ENTRIES SHOWN
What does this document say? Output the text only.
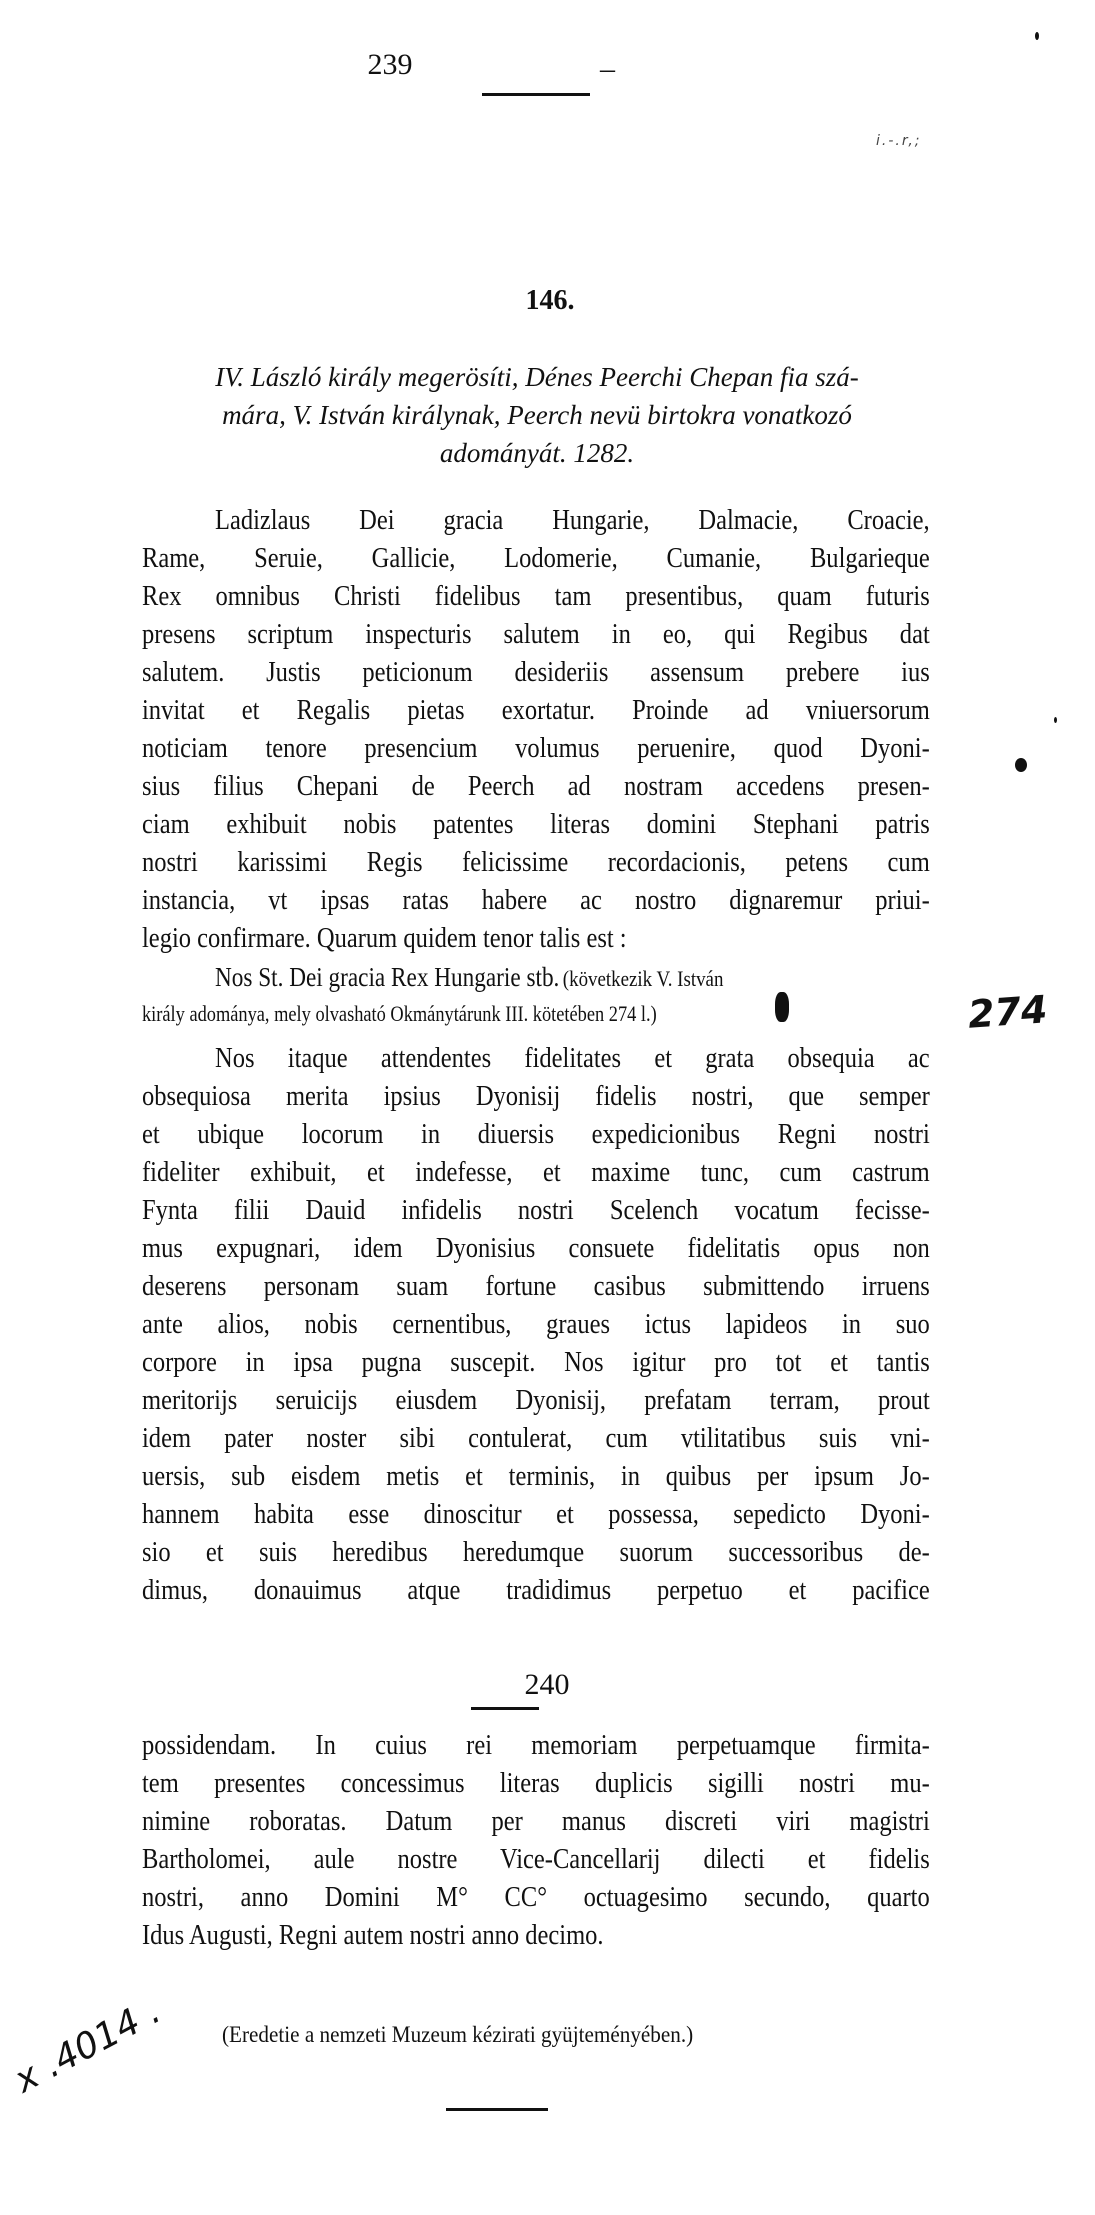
239	–
i.-.r,;
146.
IV. László király megerösíti, Dénes Peerchi Chepan fia szá-
mára, V. István királynak, Peerch nevü birtokra vonatkozó
adományát. 1282.
Ladizlaus Dei gracia Hungarie, Dalmacie, Croacie,
Rame, Seruie, Gallicie, Lodomerie, Cumanie, Bulgarieque
Rex omnibus Christi fidelibus tam presentibus, quam futuris
presens scriptum inspecturis salutem in eo, qui Regibus dat
salutem. Justis peticionum desideriis assensum prebere ius
invitat et Regalis pietas exortatur. Proinde ad vniuersorum
noticiam tenore presencium volumus peruenire, quod Dyoni-
sius filius Chepani de Peerch ad nostram accedens presen-
ciam exhibuit nobis patentes literas domini Stephani patris
nostri karissimi Regis felicissime recordacionis, petens cum
instancia, vt ipsas ratas habere ac nostro dignaremur priui-
legio confirmare. Quarum quidem tenor talis est :
Nos St. Dei gracia Rex Hungarie stb. (következik V. István
király adománya, mely olvasható Okmánytárunk III. kötetében 274 l.)	274
Nos itaque attendentes fidelitates et grata obsequia ac
obsequiosa merita ipsius Dyonisij fidelis nostri, que semper
et ubique locorum in diuersis expedicionibus Regni nostri
fideliter exhibuit, et indefesse, et maxime tunc, cum castrum
Fynta filii Dauid infidelis nostri Scelench vocatum fecisse-
mus expugnari, idem Dyonisius consuete fidelitatis opus non
deserens personam suam fortune casibus submittendo irruens
ante alios, nobis cernentibus, graues ictus lapideos in suo
corpore in ipsa pugna suscepit. Nos igitur pro tot et tantis
meritorijs seruicijs eiusdem Dyonisij, prefatam terram, prout
idem pater noster sibi contulerat, cum vtilitatibus suis vni-
uersis, sub eisdem metis et terminis, in quibus per ipsum Jo-
hannem habita esse dinoscitur et possessa, sepedicto Dyoni-
sio et suis heredibus heredumque suorum successoribus de-
dimus, donauimus atque tradidimus perpetuo et pacifice
240
possidendam. In cuius rei memoriam perpetuamque firmita-
tem presentes concessimus literas duplicis sigilli nostri mu-
nimine roboratas. Datum per manus discreti viri magistri
Bartholomei, aule nostre Vice-Cancellarij dilecti et fidelis
nostri, anno Domini M° CC° octuagesimo secundo, quarto
Idus Augusti, Regni autem nostri anno decimo.
(Eredetie a nemzeti Muzeum kézirati gyüjteményében.)
x .4014 .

EXERCISE OBJECTIVE
Extract from the data every line where "anno" shows up.

RESPONSE
nostri, anno Domini M° CC° octuagesimo secundo, quarto
Idus Augusti, Regni autem nostri anno decimo.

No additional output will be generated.